═══ Extracted information
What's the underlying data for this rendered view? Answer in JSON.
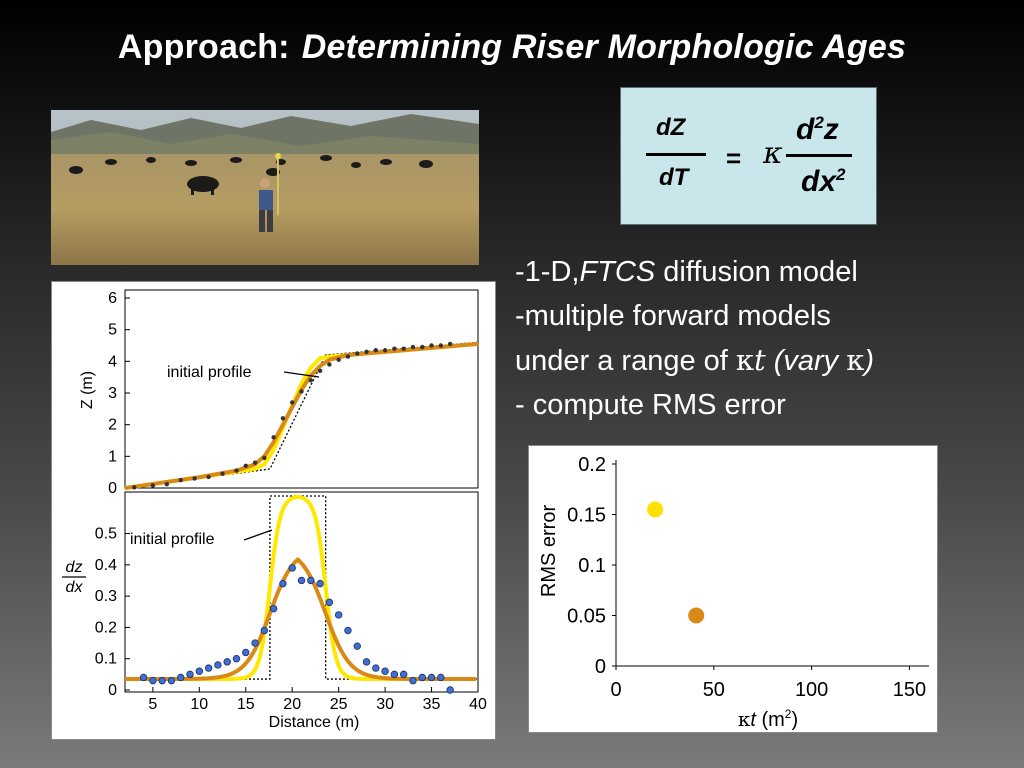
{
  "slide": {
    "title_prefix": "Approach:",
    "title_main": "Determining Riser Morphologic Ages"
  },
  "photo": {
    "description_icon": "field-survey-photo-icon"
  },
  "equation": {
    "lhs_num": "dZ",
    "lhs_den": "dT",
    "equals": "=",
    "kappa": "κ",
    "rhs_num_base": "d",
    "rhs_num_exp": "2",
    "rhs_num_var": "z",
    "rhs_den_base": "dx",
    "rhs_den_exp": "2"
  },
  "bullets": {
    "b1_prefix": "-1-D,",
    "b1_italic": "FTCS",
    "b1_rest": " diffusion model",
    "b2": "-multiple forward models",
    "b3_prefix": " under a range of ",
    "b3_kappa": "κ",
    "b3_t": "t",
    "b3_vary": "  (vary ",
    "b3_kappa2": "κ",
    "b3_close": ")",
    "b4": "- compute RMS error"
  },
  "chart_data": [
    {
      "type": "line",
      "ylabel": "Z (m)",
      "xlim": [
        2,
        40
      ],
      "ylim": [
        0,
        6
      ],
      "yticks": [
        "0",
        "1",
        "2",
        "3",
        "4",
        "5",
        "6"
      ],
      "annotation": "initial profile",
      "series": [
        {
          "color": "#ffe800",
          "x": [
            2,
            10,
            16,
            17,
            18,
            19,
            20,
            21,
            22,
            23,
            24,
            30,
            40
          ],
          "y": [
            0,
            0.34,
            0.6,
            0.75,
            1.2,
            1.9,
            2.6,
            3.3,
            3.8,
            4.1,
            4.15,
            4.3,
            4.55
          ]
        },
        {
          "color": "#d98a16",
          "x": [
            2,
            10,
            14,
            16,
            17,
            18,
            19,
            20,
            21,
            22,
            23,
            24,
            26,
            30,
            40
          ],
          "y": [
            0,
            0.34,
            0.55,
            0.75,
            1.0,
            1.45,
            2.0,
            2.55,
            3.1,
            3.55,
            3.85,
            4.05,
            4.2,
            4.3,
            4.55
          ]
        }
      ],
      "initial_profile": {
        "x": [
          2,
          17.6,
          23.6,
          40
        ],
        "y": [
          0,
          0.6,
          4.2,
          4.6
        ]
      },
      "points": {
        "color": "#333333",
        "x": [
          3,
          5,
          6.5,
          8,
          9.5,
          11,
          12.5,
          14,
          15,
          16,
          17,
          18,
          19,
          20,
          21,
          22,
          23,
          24,
          25,
          26,
          27,
          28,
          29,
          30,
          31,
          32,
          33,
          34,
          35,
          36,
          37
        ],
        "y": [
          0.02,
          0.08,
          0.12,
          0.25,
          0.3,
          0.35,
          0.45,
          0.55,
          0.7,
          0.8,
          0.95,
          1.6,
          2.2,
          2.7,
          3.05,
          3.4,
          3.7,
          3.9,
          4.05,
          4.15,
          4.25,
          4.3,
          4.35,
          4.35,
          4.4,
          4.4,
          4.45,
          4.45,
          4.5,
          4.5,
          4.55
        ]
      }
    },
    {
      "type": "line",
      "xlabel": "Distance (m)",
      "ylabel_num": "dz",
      "ylabel_den": "dx",
      "xlim": [
        2,
        40
      ],
      "ylim": [
        0,
        0.62
      ],
      "xticks": [
        "5",
        "10",
        "15",
        "20",
        "25",
        "30",
        "35",
        "40"
      ],
      "yticks": [
        "0",
        "0.1",
        "0.2",
        "0.3",
        "0.4",
        "0.5"
      ],
      "annotation": "initial profile",
      "series": [
        {
          "color": "#ffe800",
          "mu": 20.6,
          "halfwidth": 3.0,
          "edge": 0.55,
          "peak": 0.62,
          "base": 0.035
        },
        {
          "color": "#d98a16",
          "mu": 20.6,
          "halfwidth": 3.0,
          "edge": 1.3,
          "peak": 0.455,
          "base": 0.035
        }
      ],
      "initial_profile": {
        "x": [
          2,
          17.6,
          17.6,
          23.6,
          23.6,
          40
        ],
        "y": [
          0.035,
          0.035,
          0.62,
          0.62,
          0.035,
          0.035
        ]
      },
      "points": {
        "color": "#3f6fd1",
        "x": [
          4,
          5,
          6,
          7,
          8,
          9,
          10,
          11,
          12,
          13,
          14,
          15,
          16,
          17,
          18,
          19,
          20,
          21,
          22,
          23,
          24,
          25,
          26,
          27,
          28,
          29,
          30,
          31,
          32,
          33,
          34,
          35,
          36,
          37
        ],
        "y": [
          0.04,
          0.03,
          0.03,
          0.03,
          0.04,
          0.05,
          0.06,
          0.07,
          0.08,
          0.09,
          0.1,
          0.12,
          0.15,
          0.19,
          0.26,
          0.34,
          0.39,
          0.35,
          0.35,
          0.34,
          0.28,
          0.24,
          0.19,
          0.14,
          0.09,
          0.07,
          0.06,
          0.05,
          0.05,
          0.03,
          0.04,
          0.04,
          0.04,
          0.0
        ]
      }
    },
    {
      "type": "scatter",
      "ylabel": "RMS error",
      "xlabel_k": "κ",
      "xlabel_t": "t",
      "xlabel_unit": " (m",
      "xlabel_exp": "2",
      "xlabel_close": ")",
      "xlim": [
        0,
        160
      ],
      "ylim": [
        0,
        0.2
      ],
      "xticks": [
        "0",
        "50",
        "100",
        "150"
      ],
      "yticks": [
        "0",
        "0.05",
        "0.1",
        "0.15",
        "0.2"
      ],
      "points": [
        {
          "x": 20,
          "y": 0.155,
          "color": "#ffe000"
        },
        {
          "x": 41,
          "y": 0.05,
          "color": "#d98a16"
        }
      ]
    }
  ]
}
══════
Work instructions
Give back the entries verbatim. Do not include any picture.

Expected answer
What's the underlying data for this rendered view? Answer in JSON.
{
  "slide": {
    "title_prefix": "Approach:",
    "title_main": "Determining Riser Morphologic Ages"
  },
  "photo": {
    "description_icon": "field-survey-photo-icon"
  },
  "equation": {
    "lhs_num": "dZ",
    "lhs_den": "dT",
    "equals": "=",
    "kappa": "κ",
    "rhs_num_base": "d",
    "rhs_num_exp": "2",
    "rhs_num_var": "z",
    "rhs_den_base": "dx",
    "rhs_den_exp": "2"
  },
  "bullets": {
    "b1_prefix": "-1-D,",
    "b1_italic": "FTCS",
    "b1_rest": " diffusion model",
    "b2": "-multiple forward models",
    "b3_prefix": " under a range of ",
    "b3_kappa": "κ",
    "b3_t": "t",
    "b3_vary": "  (vary ",
    "b3_kappa2": "κ",
    "b3_close": ")",
    "b4": "- compute RMS error"
  },
  "chart_data": [
    {
      "type": "line",
      "ylabel": "Z (m)",
      "xlim": [
        2,
        40
      ],
      "ylim": [
        0,
        6
      ],
      "yticks": [
        "0",
        "1",
        "2",
        "3",
        "4",
        "5",
        "6"
      ],
      "annotation": "initial profile",
      "series": [
        {
          "color": "#ffe800",
          "x": [
            2,
            10,
            16,
            17,
            18,
            19,
            20,
            21,
            22,
            23,
            24,
            30,
            40
          ],
          "y": [
            0,
            0.34,
            0.6,
            0.75,
            1.2,
            1.9,
            2.6,
            3.3,
            3.8,
            4.1,
            4.15,
            4.3,
            4.55
          ]
        },
        {
          "color": "#d98a16",
          "x": [
            2,
            10,
            14,
            16,
            17,
            18,
            19,
            20,
            21,
            22,
            23,
            24,
            26,
            30,
            40
          ],
          "y": [
            0,
            0.34,
            0.55,
            0.75,
            1.0,
            1.45,
            2.0,
            2.55,
            3.1,
            3.55,
            3.85,
            4.05,
            4.2,
            4.3,
            4.55
          ]
        }
      ],
      "initial_profile": {
        "x": [
          2,
          17.6,
          23.6,
          40
        ],
        "y": [
          0,
          0.6,
          4.2,
          4.6
        ]
      },
      "points": {
        "color": "#333333",
        "x": [
          3,
          5,
          6.5,
          8,
          9.5,
          11,
          12.5,
          14,
          15,
          16,
          17,
          18,
          19,
          20,
          21,
          22,
          23,
          24,
          25,
          26,
          27,
          28,
          29,
          30,
          31,
          32,
          33,
          34,
          35,
          36,
          37
        ],
        "y": [
          0.02,
          0.08,
          0.12,
          0.25,
          0.3,
          0.35,
          0.45,
          0.55,
          0.7,
          0.8,
          0.95,
          1.6,
          2.2,
          2.7,
          3.05,
          3.4,
          3.7,
          3.9,
          4.05,
          4.15,
          4.25,
          4.3,
          4.35,
          4.35,
          4.4,
          4.4,
          4.45,
          4.45,
          4.5,
          4.5,
          4.55
        ]
      }
    },
    {
      "type": "line",
      "xlabel": "Distance (m)",
      "ylabel_num": "dz",
      "ylabel_den": "dx",
      "xlim": [
        2,
        40
      ],
      "ylim": [
        0,
        0.62
      ],
      "xticks": [
        "5",
        "10",
        "15",
        "20",
        "25",
        "30",
        "35",
        "40"
      ],
      "yticks": [
        "0",
        "0.1",
        "0.2",
        "0.3",
        "0.4",
        "0.5"
      ],
      "annotation": "initial profile",
      "series": [
        {
          "color": "#ffe800",
          "mu": 20.6,
          "halfwidth": 3.0,
          "edge": 0.55,
          "peak": 0.62,
          "base": 0.035
        },
        {
          "color": "#d98a16",
          "mu": 20.6,
          "halfwidth": 3.0,
          "edge": 1.3,
          "peak": 0.455,
          "base": 0.035
        }
      ],
      "initial_profile": {
        "x": [
          2,
          17.6,
          17.6,
          23.6,
          23.6,
          40
        ],
        "y": [
          0.035,
          0.035,
          0.62,
          0.62,
          0.035,
          0.035
        ]
      },
      "points": {
        "color": "#3f6fd1",
        "x": [
          4,
          5,
          6,
          7,
          8,
          9,
          10,
          11,
          12,
          13,
          14,
          15,
          16,
          17,
          18,
          19,
          20,
          21,
          22,
          23,
          24,
          25,
          26,
          27,
          28,
          29,
          30,
          31,
          32,
          33,
          34,
          35,
          36,
          37
        ],
        "y": [
          0.04,
          0.03,
          0.03,
          0.03,
          0.04,
          0.05,
          0.06,
          0.07,
          0.08,
          0.09,
          0.1,
          0.12,
          0.15,
          0.19,
          0.26,
          0.34,
          0.39,
          0.35,
          0.35,
          0.34,
          0.28,
          0.24,
          0.19,
          0.14,
          0.09,
          0.07,
          0.06,
          0.05,
          0.05,
          0.03,
          0.04,
          0.04,
          0.04,
          0.0
        ]
      }
    },
    {
      "type": "scatter",
      "ylabel": "RMS error",
      "xlabel_k": "κ",
      "xlabel_t": "t",
      "xlabel_unit": " (m",
      "xlabel_exp": "2",
      "xlabel_close": ")",
      "xlim": [
        0,
        160
      ],
      "ylim": [
        0,
        0.2
      ],
      "xticks": [
        "0",
        "50",
        "100",
        "150"
      ],
      "yticks": [
        "0",
        "0.05",
        "0.1",
        "0.15",
        "0.2"
      ],
      "points": [
        {
          "x": 20,
          "y": 0.155,
          "color": "#ffe000"
        },
        {
          "x": 41,
          "y": 0.05,
          "color": "#d98a16"
        }
      ]
    }
  ]
}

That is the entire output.